Give the listing again character for character, but drop the images.
** start RECORD LIST **
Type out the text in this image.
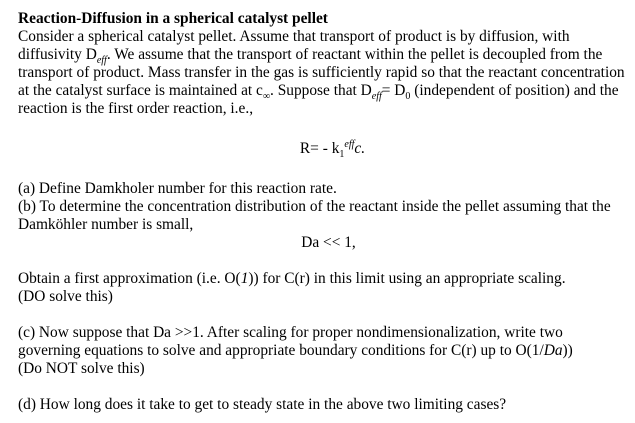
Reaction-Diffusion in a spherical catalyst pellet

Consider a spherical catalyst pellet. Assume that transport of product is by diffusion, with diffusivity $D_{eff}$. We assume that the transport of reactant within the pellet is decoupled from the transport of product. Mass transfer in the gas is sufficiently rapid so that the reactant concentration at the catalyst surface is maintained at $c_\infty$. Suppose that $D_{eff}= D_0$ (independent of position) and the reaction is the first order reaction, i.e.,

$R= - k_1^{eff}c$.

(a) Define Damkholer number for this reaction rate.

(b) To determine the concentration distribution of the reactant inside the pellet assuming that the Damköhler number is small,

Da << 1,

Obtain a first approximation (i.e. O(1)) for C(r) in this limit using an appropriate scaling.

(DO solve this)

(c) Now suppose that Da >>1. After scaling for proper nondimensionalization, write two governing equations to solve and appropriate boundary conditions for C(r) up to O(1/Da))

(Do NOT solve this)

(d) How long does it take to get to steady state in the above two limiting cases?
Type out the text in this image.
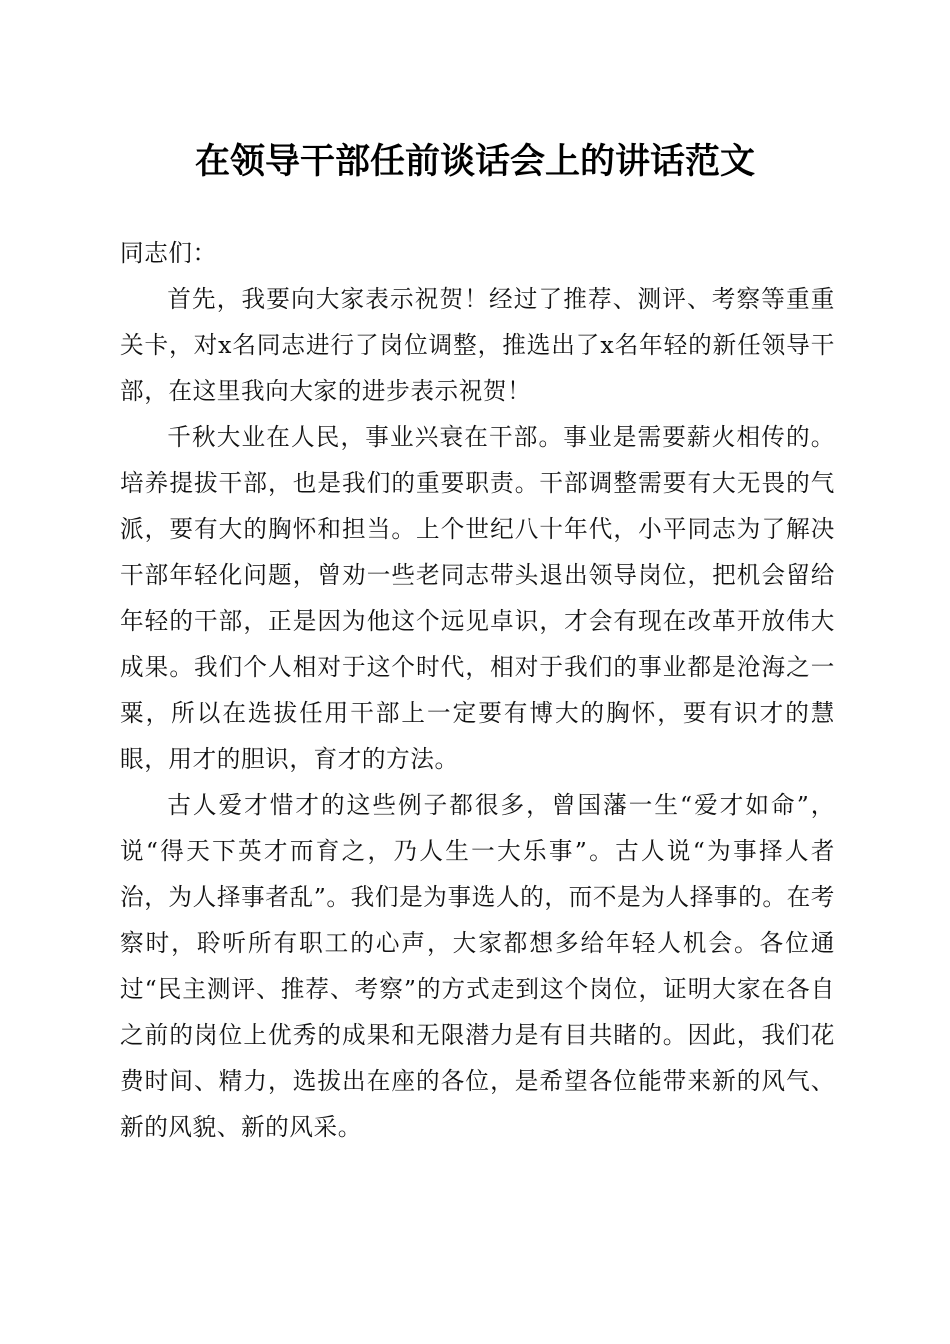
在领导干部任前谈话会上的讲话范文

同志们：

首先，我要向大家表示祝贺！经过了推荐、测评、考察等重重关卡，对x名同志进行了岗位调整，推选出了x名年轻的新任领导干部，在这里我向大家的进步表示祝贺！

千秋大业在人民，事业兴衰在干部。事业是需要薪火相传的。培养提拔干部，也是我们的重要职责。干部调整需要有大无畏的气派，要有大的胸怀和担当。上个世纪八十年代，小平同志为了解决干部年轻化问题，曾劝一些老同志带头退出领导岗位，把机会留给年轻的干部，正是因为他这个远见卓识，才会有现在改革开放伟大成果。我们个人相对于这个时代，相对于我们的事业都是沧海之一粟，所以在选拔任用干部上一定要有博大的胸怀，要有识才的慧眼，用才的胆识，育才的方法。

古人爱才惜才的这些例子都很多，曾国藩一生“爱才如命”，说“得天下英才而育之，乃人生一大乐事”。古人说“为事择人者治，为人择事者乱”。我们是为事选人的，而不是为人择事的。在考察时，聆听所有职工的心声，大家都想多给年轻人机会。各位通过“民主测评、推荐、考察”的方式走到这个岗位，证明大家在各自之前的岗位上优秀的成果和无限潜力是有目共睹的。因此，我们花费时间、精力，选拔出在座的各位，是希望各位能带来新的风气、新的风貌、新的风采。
** end RECORD LIST **
COMPLETE RESPONSE:
Type out the text in this image.
Reaction-Diffusion in a spherical catalyst pellet

Consider a spherical catalyst pellet. Assume that transport of product is by diffusion, with diffusivity $D_{eff}$. We assume that the transport of reactant within the pellet is decoupled from the transport of product. Mass transfer in the gas is sufficiently rapid so that the reactant concentration at the catalyst surface is maintained at $c_\infty$. Suppose that $D_{eff}= D_0$ (independent of position) and the reaction is the first order reaction, i.e.,

$R= - k_1^{eff}c$.

(a) Define Damkholer number for this reaction rate.

(b) To determine the concentration distribution of the reactant inside the pellet assuming that the Damköhler number is small,

Da << 1,

Obtain a first approximation (i.e. O(1)) for C(r) in this limit using an appropriate scaling.

(DO solve this)

(c) Now suppose that Da >>1. After scaling for proper nondimensionalization, write two governing equations to solve and appropriate boundary conditions for C(r) up to O(1/Da))

(Do NOT solve this)

(d) How long does it take to get to steady state in the above two limiting cases?
Type out the text in this image.
在领导干部任前谈话会上的讲话范文

同志们：

首先，我要向大家表示祝贺！经过了推荐、测评、考察等重重关卡，对x名同志进行了岗位调整，推选出了x名年轻的新任领导干部，在这里我向大家的进步表示祝贺！

千秋大业在人民，事业兴衰在干部。事业是需要薪火相传的。培养提拔干部，也是我们的重要职责。干部调整需要有大无畏的气派，要有大的胸怀和担当。上个世纪八十年代，小平同志为了解决干部年轻化问题，曾劝一些老同志带头退出领导岗位，把机会留给年轻的干部，正是因为他这个远见卓识，才会有现在改革开放伟大成果。我们个人相对于这个时代，相对于我们的事业都是沧海之一粟，所以在选拔任用干部上一定要有博大的胸怀，要有识才的慧眼，用才的胆识，育才的方法。

古人爱才惜才的这些例子都很多，曾国藩一生“爱才如命”，说“得天下英才而育之，乃人生一大乐事”。古人说“为事择人者治，为人择事者乱”。我们是为事选人的，而不是为人择事的。在考察时，聆听所有职工的心声，大家都想多给年轻人机会。各位通过“民主测评、推荐、考察”的方式走到这个岗位，证明大家在各自之前的岗位上优秀的成果和无限潜力是有目共睹的。因此，我们花费时间、精力，选拔出在座的各位，是希望各位能带来新的风气、新的风貌、新的风采。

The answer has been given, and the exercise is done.